• [PROBLEM STATEMENT]:
Can you pull out each line of the data below that includes the word "relative"?

(Dataset records on visual material)

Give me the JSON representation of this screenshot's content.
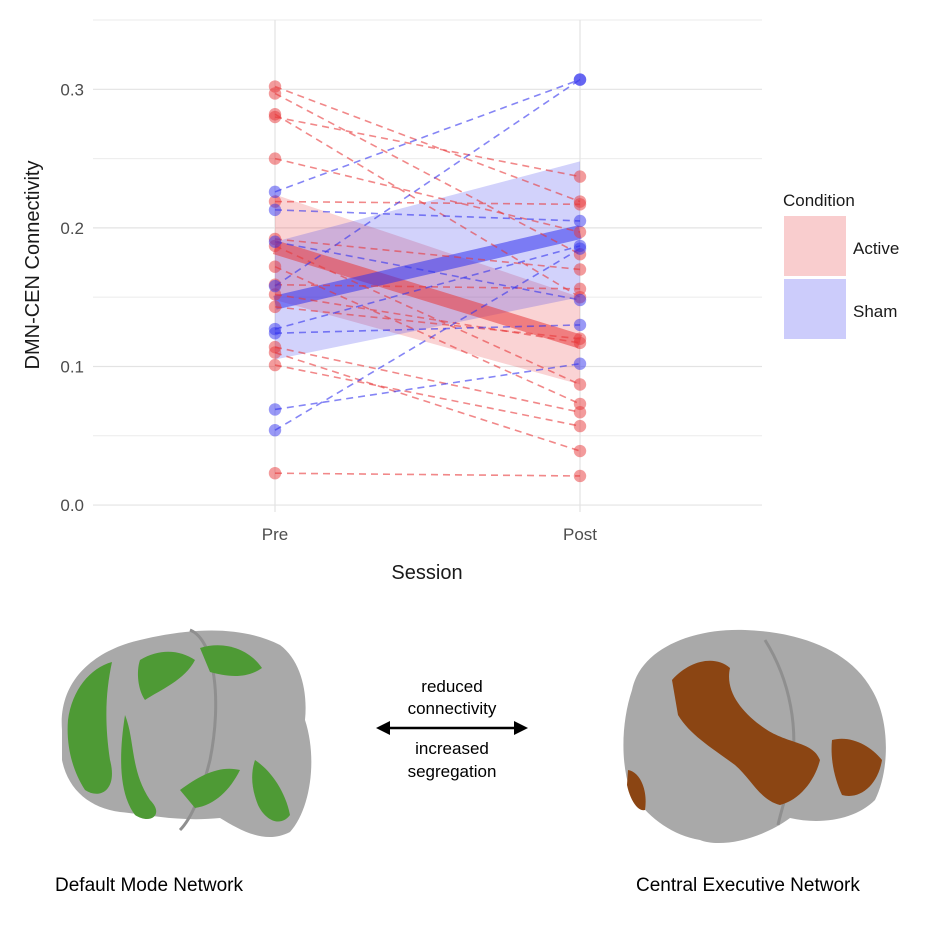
{
  "chart_data": {
    "type": "line",
    "xlabel": "Session",
    "ylabel": "DMN-CEN Connectivity",
    "categories": [
      "Pre",
      "Post"
    ],
    "ylim": [
      -0.005,
      0.35
    ],
    "yticks": [
      0.0,
      0.1,
      0.2,
      0.3
    ],
    "ytick_labels": [
      "0.0",
      "0.1",
      "0.2",
      "0.3"
    ],
    "grid": true,
    "legend": {
      "title": "Condition",
      "placement": "right",
      "entries": [
        "Active",
        "Sham"
      ]
    },
    "series": [
      {
        "name": "Active",
        "color": "#e8383a",
        "fit": [
          0.186,
          0.118
        ],
        "band_pre": [
          0.148,
          0.224
        ],
        "band_post": [
          0.087,
          0.15
        ],
        "pairs": [
          [
            0.302,
            0.219
          ],
          [
            0.297,
            0.181
          ],
          [
            0.282,
            0.15
          ],
          [
            0.28,
            0.237
          ],
          [
            0.25,
            0.197
          ],
          [
            0.219,
            0.217
          ],
          [
            0.192,
            0.17
          ],
          [
            0.187,
            0.087
          ],
          [
            0.172,
            0.073
          ],
          [
            0.159,
            0.156
          ],
          [
            0.152,
            0.117
          ],
          [
            0.143,
            0.12
          ],
          [
            0.114,
            0.067
          ],
          [
            0.11,
            0.039
          ],
          [
            0.101,
            0.057
          ],
          [
            0.023,
            0.021
          ]
        ]
      },
      {
        "name": "Sham",
        "color": "#3333ee",
        "fit": [
          0.146,
          0.197
        ],
        "band_pre": [
          0.105,
          0.19
        ],
        "band_post": [
          0.15,
          0.248
        ],
        "pairs": [
          [
            0.226,
            0.307
          ],
          [
            0.213,
            0.205
          ],
          [
            0.19,
            0.148
          ],
          [
            0.158,
            0.307
          ],
          [
            0.127,
            0.187
          ],
          [
            0.124,
            0.13
          ],
          [
            0.069,
            0.102
          ],
          [
            0.054,
            0.185
          ]
        ]
      }
    ]
  },
  "bottom_panel": {
    "left_caption": "Default Mode Network",
    "right_caption": "Central Executive Network",
    "arrow_top_line1": "reduced",
    "arrow_top_line2": "connectivity",
    "arrow_bottom_line1": "increased",
    "arrow_bottom_line2": "segregation",
    "colors": {
      "brain": "#a9a9a9",
      "dmn": "#4e9a35",
      "cen": "#8b4513"
    }
  }
}
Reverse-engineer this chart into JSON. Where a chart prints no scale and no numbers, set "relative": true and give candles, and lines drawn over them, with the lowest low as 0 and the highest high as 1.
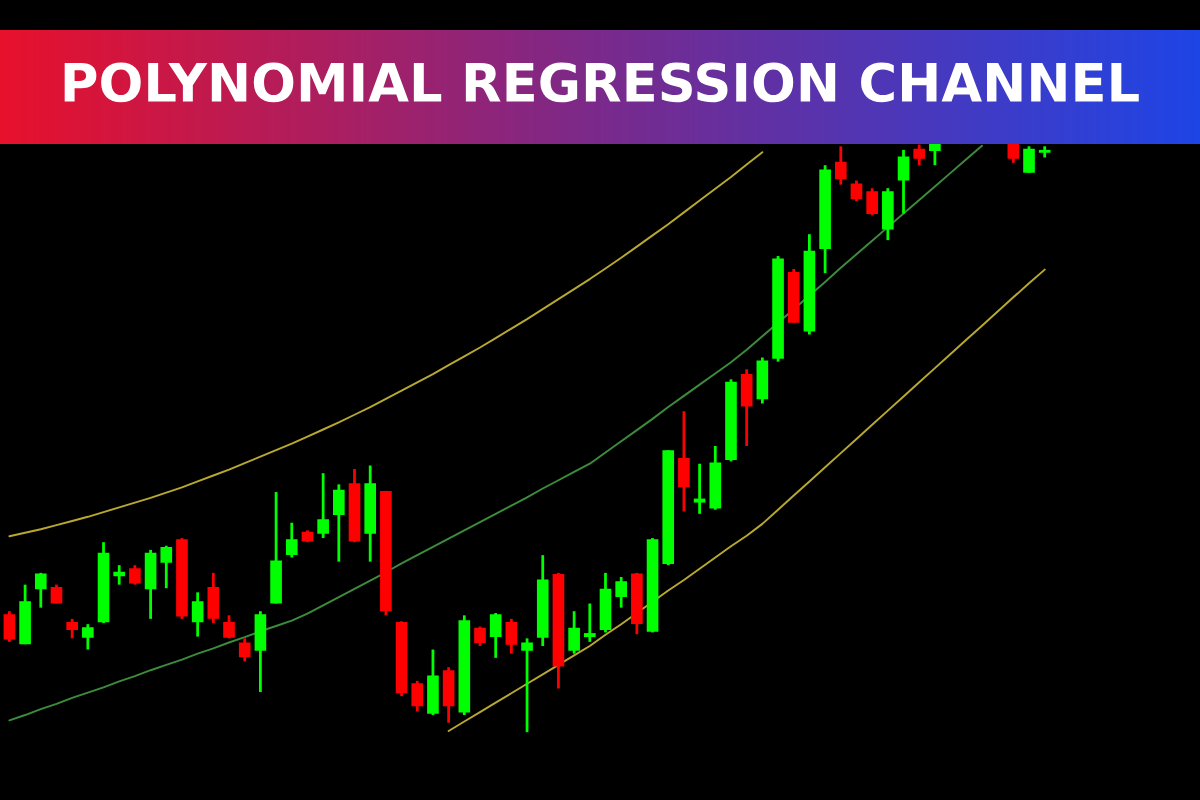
{
  "chart_data": {
    "type": "candlestick",
    "title": "POLYNOMIAL REGRESSION CHANNEL",
    "relative": true,
    "categories": [
      null,
      null,
      null,
      null,
      null,
      null,
      null,
      null,
      null,
      null,
      null,
      null,
      null,
      null,
      null,
      null,
      null,
      null,
      null,
      null,
      null,
      null,
      null,
      null,
      null,
      null,
      null,
      null,
      null,
      null,
      null,
      null,
      null,
      null,
      null,
      null,
      null,
      null,
      null,
      null,
      null,
      null,
      null,
      null,
      null,
      null,
      null,
      null,
      null,
      null,
      null,
      null,
      null,
      null,
      null,
      null,
      null,
      null,
      null,
      null,
      null,
      null,
      null,
      null,
      null,
      null,
      null
    ],
    "ohlc": [
      [
        0.198,
        0.205,
        0.153,
        0.159
      ],
      [
        0.151,
        0.25,
        0.149,
        0.22
      ],
      [
        0.244,
        0.27,
        0.211,
        0.267
      ],
      [
        0.244,
        0.25,
        0.218,
        0.22
      ],
      [
        0.185,
        0.192,
        0.159,
        0.175
      ],
      [
        0.162,
        0.183,
        0.14,
        0.176
      ],
      [
        0.188,
        0.322,
        0.185,
        0.302
      ],
      [
        0.266,
        0.283,
        0.25,
        0.27
      ],
      [
        0.276,
        0.283,
        0.25,
        0.254
      ],
      [
        0.244,
        0.309,
        0.192,
        0.302
      ],
      [
        0.289,
        0.316,
        0.244,
        0.312
      ],
      [
        0.325,
        0.329,
        0.192,
        0.198
      ],
      [
        0.188,
        0.237,
        0.162,
        0.22
      ],
      [
        0.244,
        0.27,
        0.185,
        0.194
      ],
      [
        0.185,
        0.198,
        0.159,
        0.162
      ],
      [
        0.15,
        0.159,
        0.12,
        0.129
      ],
      [
        0.14,
        0.205,
        0.068,
        0.198
      ],
      [
        0.22,
        0.407,
        0.218,
        0.289
      ],
      [
        0.302,
        0.355,
        0.296,
        0.325
      ],
      [
        0.338,
        0.342,
        0.322,
        0.325
      ],
      [
        0.338,
        0.439,
        0.329,
        0.359
      ],
      [
        0.37,
        0.42,
        0.289,
        0.409
      ],
      [
        0.42,
        0.446,
        0.322,
        0.325
      ],
      [
        0.338,
        0.452,
        0.289,
        0.42
      ],
      [
        0.407,
        0.409,
        0.198,
        0.207
      ],
      [
        0.185,
        0.188,
        0.061,
        0.068
      ],
      [
        0.081,
        0.087,
        0.035,
        0.046
      ],
      [
        0.033,
        0.14,
        0.029,
        0.094
      ],
      [
        0.103,
        0.11,
        0.016,
        0.046
      ],
      [
        0.035,
        0.198,
        0.029,
        0.188
      ],
      [
        0.175,
        0.179,
        0.146,
        0.153
      ],
      [
        0.163,
        0.202,
        0.126,
        0.198
      ],
      [
        0.185,
        0.192,
        0.133,
        0.15
      ],
      [
        0.14,
        0.159,
        0.0,
        0.15
      ],
      [
        0.162,
        0.3,
        0.146,
        0.257
      ],
      [
        0.266,
        0.27,
        0.074,
        0.113
      ],
      [
        0.14,
        0.205,
        0.133,
        0.175
      ],
      [
        0.163,
        0.218,
        0.153,
        0.166
      ],
      [
        0.175,
        0.27,
        0.169,
        0.241
      ],
      [
        0.231,
        0.263,
        0.211,
        0.254
      ],
      [
        0.267,
        0.27,
        0.166,
        0.185
      ],
      [
        0.172,
        0.329,
        0.169,
        0.325
      ],
      [
        0.287,
        0.478,
        0.283,
        0.476
      ],
      [
        0.463,
        0.544,
        0.374,
        0.417
      ],
      [
        0.391,
        0.455,
        0.37,
        0.394
      ],
      [
        0.381,
        0.485,
        0.377,
        0.455
      ],
      [
        0.463,
        0.598,
        0.459,
        0.592
      ],
      [
        0.605,
        0.615,
        0.485,
        0.554
      ],
      [
        0.566,
        0.635,
        0.557,
        0.628
      ],
      [
        0.635,
        0.807,
        0.628,
        0.801
      ],
      [
        0.778,
        0.785,
        0.694,
        0.696
      ],
      [
        0.681,
        0.844,
        0.674,
        0.814
      ],
      [
        0.821,
        0.961,
        0.778,
        0.952
      ],
      [
        0.965,
        0.993,
        0.928,
        0.939
      ],
      [
        0.928,
        0.935,
        0.9,
        0.905
      ],
      [
        0.915,
        0.922,
        0.876,
        0.88
      ],
      [
        0.854,
        0.922,
        0.834,
        0.915
      ],
      [
        0.937,
        0.987,
        0.879,
        0.974
      ],
      [
        0.987,
        0.996,
        0.961,
        0.974
      ],
      [
        0.987,
        1.0,
        0.961,
        0.997
      ],
      null,
      null,
      null,
      null,
      [
        0.996,
        1.0,
        0.965,
        0.974
      ],
      [
        0.95,
        0.993,
        0.948,
        0.987
      ],
      [
        0.984,
        0.993,
        0.974,
        0.985
      ]
    ],
    "colors": [
      "#ff0000",
      "#00ff00",
      "#00ff00",
      "#ff0000",
      "#ff0000",
      "#00ff00",
      "#00ff00",
      "#00ff00",
      "#ff0000",
      "#00ff00",
      "#00ff00",
      "#ff0000",
      "#00ff00",
      "#ff0000",
      "#ff0000",
      "#ff0000",
      "#00ff00",
      "#00ff00",
      "#00ff00",
      "#ff0000",
      "#00ff00",
      "#00ff00",
      "#ff0000",
      "#00ff00",
      "#ff0000",
      "#ff0000",
      "#ff0000",
      "#00ff00",
      "#ff0000",
      "#00ff00",
      "#ff0000",
      "#00ff00",
      "#ff0000",
      "#00ff00",
      "#00ff00",
      "#ff0000",
      "#00ff00",
      "#00ff00",
      "#00ff00",
      "#00ff00",
      "#ff0000",
      "#00ff00",
      "#00ff00",
      "#ff0000",
      "#00ff00",
      "#00ff00",
      "#00ff00",
      "#ff0000",
      "#00ff00",
      "#00ff00",
      "#ff0000",
      "#00ff00",
      "#00ff00",
      "#ff0000",
      "#ff0000",
      "#ff0000",
      "#00ff00",
      "#00ff00",
      "#ff0000",
      "#00ff00",
      null,
      null,
      null,
      null,
      "#ff0000",
      "#00ff00",
      "#00ff00"
    ],
    "series": [
      {
        "type": "line",
        "color": "#b8a830",
        "values": [
          0.332,
          0.338,
          0.344,
          0.351,
          0.358,
          0.365,
          0.373,
          0.381,
          0.389,
          0.397,
          0.406,
          0.415,
          0.425,
          0.435,
          0.445,
          0.456,
          0.467,
          0.478,
          0.489,
          0.501,
          0.513,
          0.525,
          0.538,
          0.551,
          0.565,
          0.579,
          0.593,
          0.607,
          0.622,
          0.637,
          0.652,
          0.668,
          0.684,
          0.7,
          0.717,
          0.734,
          0.751,
          0.768,
          0.786,
          0.804,
          0.823,
          0.842,
          0.861,
          0.881,
          0.901,
          0.921,
          0.941,
          0.962,
          0.983,
          null,
          null,
          null,
          null,
          null,
          null,
          null,
          null,
          null,
          null,
          null,
          null,
          null,
          null,
          null,
          null,
          null,
          null
        ]
      },
      {
        "type": "line",
        "color": "#3c8c3c",
        "values": [
          0.02,
          0.029,
          0.039,
          0.048,
          0.058,
          0.067,
          0.076,
          0.086,
          0.095,
          0.105,
          0.114,
          0.123,
          0.133,
          0.142,
          0.152,
          0.161,
          0.171,
          0.18,
          0.189,
          0.201,
          0.215,
          0.229,
          0.243,
          0.257,
          0.271,
          0.286,
          0.3,
          0.314,
          0.328,
          0.342,
          0.356,
          0.37,
          0.384,
          0.398,
          0.413,
          0.427,
          0.441,
          0.455,
          0.474,
          0.493,
          0.512,
          0.531,
          0.551,
          0.57,
          0.589,
          0.608,
          0.627,
          0.648,
          0.671,
          0.694,
          0.717,
          0.74,
          0.763,
          0.787,
          0.81,
          0.833,
          0.856,
          0.879,
          0.902,
          0.925,
          0.948,
          0.971,
          0.994,
          null,
          null,
          null,
          null
        ]
      },
      {
        "type": "line",
        "color": "#b8a830",
        "values": [
          null,
          null,
          null,
          null,
          null,
          null,
          null,
          null,
          null,
          null,
          null,
          null,
          null,
          null,
          null,
          null,
          null,
          null,
          null,
          null,
          null,
          null,
          null,
          null,
          null,
          null,
          null,
          null,
          0.002,
          0.018,
          0.034,
          0.05,
          0.066,
          0.082,
          0.098,
          0.114,
          0.13,
          0.146,
          0.165,
          0.183,
          0.202,
          0.221,
          0.24,
          0.258,
          0.277,
          0.296,
          0.315,
          0.333,
          0.353,
          0.377,
          0.401,
          0.425,
          0.449,
          0.473,
          0.497,
          0.521,
          0.545,
          0.569,
          0.593,
          0.617,
          0.641,
          0.665,
          0.689,
          0.713,
          0.737,
          0.761,
          0.784
        ]
      }
    ]
  }
}
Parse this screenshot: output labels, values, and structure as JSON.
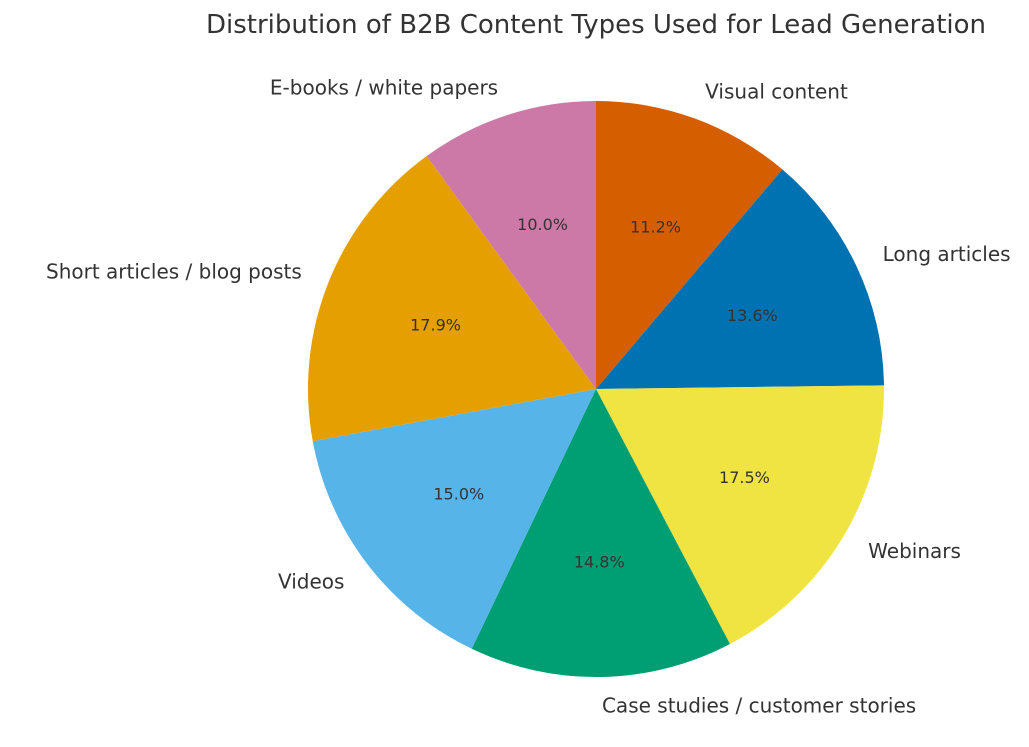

• [EXERCISE OUTPUT]:
Reverse-engineer this chart into JSON. Where a chart prints no scale and no numbers, set "relative": true and give candles, and lines drawn over them, with the lowest low as 0 and the highest high as 1.
    "relative": true,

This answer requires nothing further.